#### [The exercise]
Work out how many lines of the material below mention the word "Crankshaft"; reply with the number only.

#### [Data for this exercise]
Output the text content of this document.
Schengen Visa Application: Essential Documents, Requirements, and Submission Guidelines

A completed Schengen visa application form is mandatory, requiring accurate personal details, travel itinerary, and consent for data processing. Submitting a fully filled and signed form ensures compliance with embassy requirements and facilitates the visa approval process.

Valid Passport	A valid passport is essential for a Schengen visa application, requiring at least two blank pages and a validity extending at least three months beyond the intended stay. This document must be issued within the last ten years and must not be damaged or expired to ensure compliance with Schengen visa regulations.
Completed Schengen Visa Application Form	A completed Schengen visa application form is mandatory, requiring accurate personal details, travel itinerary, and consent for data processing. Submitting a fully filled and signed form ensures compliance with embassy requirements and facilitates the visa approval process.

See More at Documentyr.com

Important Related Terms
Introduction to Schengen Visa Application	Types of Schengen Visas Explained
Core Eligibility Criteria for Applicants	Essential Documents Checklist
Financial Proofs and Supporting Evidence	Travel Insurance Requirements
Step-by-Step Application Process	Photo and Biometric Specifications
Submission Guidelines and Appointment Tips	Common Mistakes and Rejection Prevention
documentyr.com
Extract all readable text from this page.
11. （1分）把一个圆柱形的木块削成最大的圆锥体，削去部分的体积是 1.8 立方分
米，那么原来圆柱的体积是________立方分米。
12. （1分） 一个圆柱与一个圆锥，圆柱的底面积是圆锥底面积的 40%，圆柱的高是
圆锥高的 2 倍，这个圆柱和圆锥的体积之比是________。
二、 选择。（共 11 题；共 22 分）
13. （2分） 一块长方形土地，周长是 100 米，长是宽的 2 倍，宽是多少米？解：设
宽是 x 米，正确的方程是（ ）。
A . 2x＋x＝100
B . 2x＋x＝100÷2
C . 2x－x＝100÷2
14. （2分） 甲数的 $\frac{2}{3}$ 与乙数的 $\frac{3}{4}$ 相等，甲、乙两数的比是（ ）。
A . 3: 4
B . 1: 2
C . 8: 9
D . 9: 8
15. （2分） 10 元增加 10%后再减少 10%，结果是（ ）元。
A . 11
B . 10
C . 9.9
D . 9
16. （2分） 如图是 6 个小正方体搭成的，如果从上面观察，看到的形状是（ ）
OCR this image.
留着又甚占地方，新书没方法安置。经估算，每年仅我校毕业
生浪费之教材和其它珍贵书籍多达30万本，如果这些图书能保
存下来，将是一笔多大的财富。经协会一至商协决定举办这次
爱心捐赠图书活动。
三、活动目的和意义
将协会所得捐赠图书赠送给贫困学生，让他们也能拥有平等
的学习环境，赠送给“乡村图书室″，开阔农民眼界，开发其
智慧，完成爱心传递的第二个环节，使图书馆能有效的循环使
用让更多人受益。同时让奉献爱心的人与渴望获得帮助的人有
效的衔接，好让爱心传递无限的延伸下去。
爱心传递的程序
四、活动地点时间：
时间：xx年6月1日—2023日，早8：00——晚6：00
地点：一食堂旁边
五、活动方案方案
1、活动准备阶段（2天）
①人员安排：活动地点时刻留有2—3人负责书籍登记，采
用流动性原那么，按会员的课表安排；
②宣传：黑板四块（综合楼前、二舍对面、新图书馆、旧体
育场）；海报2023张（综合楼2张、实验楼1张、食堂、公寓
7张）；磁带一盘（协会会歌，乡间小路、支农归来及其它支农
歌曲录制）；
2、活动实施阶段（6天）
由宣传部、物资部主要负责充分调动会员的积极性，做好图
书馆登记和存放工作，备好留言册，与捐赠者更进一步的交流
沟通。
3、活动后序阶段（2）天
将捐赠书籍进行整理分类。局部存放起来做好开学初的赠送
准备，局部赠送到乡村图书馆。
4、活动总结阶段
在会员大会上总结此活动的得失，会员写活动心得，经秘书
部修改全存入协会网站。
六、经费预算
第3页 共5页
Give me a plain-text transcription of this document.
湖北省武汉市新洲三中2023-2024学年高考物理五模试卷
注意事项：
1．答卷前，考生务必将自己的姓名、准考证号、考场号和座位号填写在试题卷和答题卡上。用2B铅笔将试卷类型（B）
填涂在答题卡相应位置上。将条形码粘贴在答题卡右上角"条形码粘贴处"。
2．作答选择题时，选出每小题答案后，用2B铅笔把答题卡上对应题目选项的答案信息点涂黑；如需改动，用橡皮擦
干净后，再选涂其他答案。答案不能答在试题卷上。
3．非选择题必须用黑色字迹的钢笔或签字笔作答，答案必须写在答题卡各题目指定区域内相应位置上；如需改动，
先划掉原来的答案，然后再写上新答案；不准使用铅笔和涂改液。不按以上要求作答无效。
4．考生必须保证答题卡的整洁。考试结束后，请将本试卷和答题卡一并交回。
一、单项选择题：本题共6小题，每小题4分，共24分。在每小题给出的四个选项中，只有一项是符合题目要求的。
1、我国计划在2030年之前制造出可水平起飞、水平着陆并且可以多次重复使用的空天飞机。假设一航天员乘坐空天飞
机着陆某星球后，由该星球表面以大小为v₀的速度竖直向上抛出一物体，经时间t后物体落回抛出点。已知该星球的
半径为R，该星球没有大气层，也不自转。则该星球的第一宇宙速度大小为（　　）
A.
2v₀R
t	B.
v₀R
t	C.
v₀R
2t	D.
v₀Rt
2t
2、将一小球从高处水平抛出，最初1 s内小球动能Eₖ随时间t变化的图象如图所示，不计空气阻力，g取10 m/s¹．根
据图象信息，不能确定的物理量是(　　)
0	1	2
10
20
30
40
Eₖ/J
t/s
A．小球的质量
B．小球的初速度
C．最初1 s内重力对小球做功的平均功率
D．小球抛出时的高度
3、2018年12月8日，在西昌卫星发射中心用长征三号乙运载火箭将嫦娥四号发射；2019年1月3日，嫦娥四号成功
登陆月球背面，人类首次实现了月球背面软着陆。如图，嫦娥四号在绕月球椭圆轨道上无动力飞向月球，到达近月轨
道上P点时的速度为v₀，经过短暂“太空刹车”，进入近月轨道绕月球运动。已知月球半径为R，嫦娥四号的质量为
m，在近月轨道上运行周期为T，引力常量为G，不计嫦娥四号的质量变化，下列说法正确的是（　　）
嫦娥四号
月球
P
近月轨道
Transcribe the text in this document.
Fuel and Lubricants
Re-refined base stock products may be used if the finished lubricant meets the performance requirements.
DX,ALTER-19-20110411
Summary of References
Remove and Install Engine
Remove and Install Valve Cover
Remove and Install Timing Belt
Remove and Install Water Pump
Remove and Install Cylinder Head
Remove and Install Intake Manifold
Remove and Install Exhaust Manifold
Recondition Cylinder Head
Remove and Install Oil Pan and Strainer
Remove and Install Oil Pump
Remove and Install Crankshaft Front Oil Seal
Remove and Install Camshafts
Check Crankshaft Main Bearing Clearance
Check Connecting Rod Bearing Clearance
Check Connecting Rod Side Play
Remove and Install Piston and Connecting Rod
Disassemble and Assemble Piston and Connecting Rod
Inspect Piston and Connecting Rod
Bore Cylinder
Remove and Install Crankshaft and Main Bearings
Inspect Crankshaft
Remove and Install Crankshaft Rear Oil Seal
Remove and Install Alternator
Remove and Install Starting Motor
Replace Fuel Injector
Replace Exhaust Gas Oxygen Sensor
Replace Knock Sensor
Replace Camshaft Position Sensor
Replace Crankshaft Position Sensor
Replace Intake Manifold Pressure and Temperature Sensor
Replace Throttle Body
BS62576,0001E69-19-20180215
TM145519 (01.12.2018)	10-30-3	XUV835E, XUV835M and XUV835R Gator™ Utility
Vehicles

#### [Exercise response]
6